------ DATA SECTION ------
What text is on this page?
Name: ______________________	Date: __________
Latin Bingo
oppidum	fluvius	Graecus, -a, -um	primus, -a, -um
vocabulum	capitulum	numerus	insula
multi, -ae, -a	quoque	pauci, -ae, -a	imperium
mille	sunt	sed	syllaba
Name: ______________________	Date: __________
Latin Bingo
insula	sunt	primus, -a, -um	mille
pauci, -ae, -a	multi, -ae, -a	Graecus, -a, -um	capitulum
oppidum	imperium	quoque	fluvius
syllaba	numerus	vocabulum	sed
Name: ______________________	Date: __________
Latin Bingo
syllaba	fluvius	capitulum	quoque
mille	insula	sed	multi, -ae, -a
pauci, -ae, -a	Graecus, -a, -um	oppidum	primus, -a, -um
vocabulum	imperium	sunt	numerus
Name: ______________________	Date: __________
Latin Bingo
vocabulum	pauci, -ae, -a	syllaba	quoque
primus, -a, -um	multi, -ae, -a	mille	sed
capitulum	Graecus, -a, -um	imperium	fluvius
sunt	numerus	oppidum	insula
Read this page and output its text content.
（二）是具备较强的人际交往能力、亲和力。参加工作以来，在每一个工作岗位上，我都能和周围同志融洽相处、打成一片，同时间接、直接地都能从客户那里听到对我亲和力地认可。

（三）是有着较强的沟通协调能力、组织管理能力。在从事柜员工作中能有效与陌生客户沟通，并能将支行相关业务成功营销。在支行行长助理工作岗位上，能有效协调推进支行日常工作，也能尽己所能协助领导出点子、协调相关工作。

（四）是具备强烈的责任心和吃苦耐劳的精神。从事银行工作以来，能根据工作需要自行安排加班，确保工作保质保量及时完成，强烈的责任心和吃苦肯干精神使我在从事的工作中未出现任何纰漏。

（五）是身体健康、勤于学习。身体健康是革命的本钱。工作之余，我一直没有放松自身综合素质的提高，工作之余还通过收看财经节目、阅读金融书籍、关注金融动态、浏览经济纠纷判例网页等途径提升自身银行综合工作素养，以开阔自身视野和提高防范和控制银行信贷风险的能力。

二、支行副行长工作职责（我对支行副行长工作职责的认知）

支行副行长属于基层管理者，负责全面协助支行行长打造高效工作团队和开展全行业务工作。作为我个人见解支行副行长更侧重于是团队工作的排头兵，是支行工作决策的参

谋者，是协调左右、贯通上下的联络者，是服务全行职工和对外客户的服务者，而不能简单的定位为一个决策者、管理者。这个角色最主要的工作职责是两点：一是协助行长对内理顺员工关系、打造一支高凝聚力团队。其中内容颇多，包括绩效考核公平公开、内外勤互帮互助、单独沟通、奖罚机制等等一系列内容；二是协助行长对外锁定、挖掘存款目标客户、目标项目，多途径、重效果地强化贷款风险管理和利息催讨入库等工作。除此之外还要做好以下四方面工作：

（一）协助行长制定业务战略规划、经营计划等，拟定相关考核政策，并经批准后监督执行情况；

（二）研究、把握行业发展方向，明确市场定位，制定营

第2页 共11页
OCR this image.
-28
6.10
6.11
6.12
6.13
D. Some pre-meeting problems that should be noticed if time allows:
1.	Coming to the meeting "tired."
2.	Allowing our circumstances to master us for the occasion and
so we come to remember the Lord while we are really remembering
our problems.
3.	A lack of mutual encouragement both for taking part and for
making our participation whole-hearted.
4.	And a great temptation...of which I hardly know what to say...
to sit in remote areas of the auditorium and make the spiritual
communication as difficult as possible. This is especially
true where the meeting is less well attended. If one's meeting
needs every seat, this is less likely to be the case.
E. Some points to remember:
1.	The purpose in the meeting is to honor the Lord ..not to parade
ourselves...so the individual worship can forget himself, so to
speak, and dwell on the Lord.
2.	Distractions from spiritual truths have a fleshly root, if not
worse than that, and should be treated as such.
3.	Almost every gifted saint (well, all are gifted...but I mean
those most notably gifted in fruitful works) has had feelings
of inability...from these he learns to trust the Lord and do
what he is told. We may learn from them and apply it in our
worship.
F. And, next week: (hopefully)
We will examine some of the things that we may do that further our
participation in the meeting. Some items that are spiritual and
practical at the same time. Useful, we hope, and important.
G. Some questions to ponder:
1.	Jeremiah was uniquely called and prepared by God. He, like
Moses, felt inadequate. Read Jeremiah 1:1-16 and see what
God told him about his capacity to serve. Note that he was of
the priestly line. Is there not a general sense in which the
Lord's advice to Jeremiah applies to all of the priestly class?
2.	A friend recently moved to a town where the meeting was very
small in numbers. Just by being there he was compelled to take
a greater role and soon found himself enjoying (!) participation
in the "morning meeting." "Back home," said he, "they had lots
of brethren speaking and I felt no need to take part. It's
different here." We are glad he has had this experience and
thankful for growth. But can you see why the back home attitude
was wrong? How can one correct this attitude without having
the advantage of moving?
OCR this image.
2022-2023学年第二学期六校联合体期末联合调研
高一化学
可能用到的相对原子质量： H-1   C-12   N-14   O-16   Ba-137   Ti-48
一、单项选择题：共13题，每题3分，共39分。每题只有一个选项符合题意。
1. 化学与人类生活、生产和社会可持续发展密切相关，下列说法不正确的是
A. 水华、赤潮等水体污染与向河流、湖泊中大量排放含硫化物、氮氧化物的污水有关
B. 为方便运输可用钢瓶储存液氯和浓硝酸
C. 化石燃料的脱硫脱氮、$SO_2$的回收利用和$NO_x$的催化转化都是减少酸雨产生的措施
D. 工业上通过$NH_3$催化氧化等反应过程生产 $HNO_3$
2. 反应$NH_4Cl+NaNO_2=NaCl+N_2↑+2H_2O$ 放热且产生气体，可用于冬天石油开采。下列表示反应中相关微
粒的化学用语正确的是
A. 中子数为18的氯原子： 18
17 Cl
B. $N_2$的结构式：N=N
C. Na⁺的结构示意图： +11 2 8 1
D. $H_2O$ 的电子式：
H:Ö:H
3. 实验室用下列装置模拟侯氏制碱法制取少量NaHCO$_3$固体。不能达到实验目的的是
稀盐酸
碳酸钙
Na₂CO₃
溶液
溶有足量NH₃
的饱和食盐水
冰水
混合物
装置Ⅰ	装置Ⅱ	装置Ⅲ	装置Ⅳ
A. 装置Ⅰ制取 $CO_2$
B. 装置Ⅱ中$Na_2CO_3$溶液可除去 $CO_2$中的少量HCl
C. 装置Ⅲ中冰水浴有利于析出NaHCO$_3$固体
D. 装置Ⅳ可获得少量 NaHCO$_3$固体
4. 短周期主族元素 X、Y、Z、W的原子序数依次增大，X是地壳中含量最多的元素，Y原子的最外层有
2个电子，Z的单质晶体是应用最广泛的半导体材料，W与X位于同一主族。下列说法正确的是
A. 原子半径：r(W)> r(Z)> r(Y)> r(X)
------
# WHAT NEEDS TO BE DONE
Check every line in the material above for the string "problems", then give only the number of lines that have it.

# IN RESPONSE
2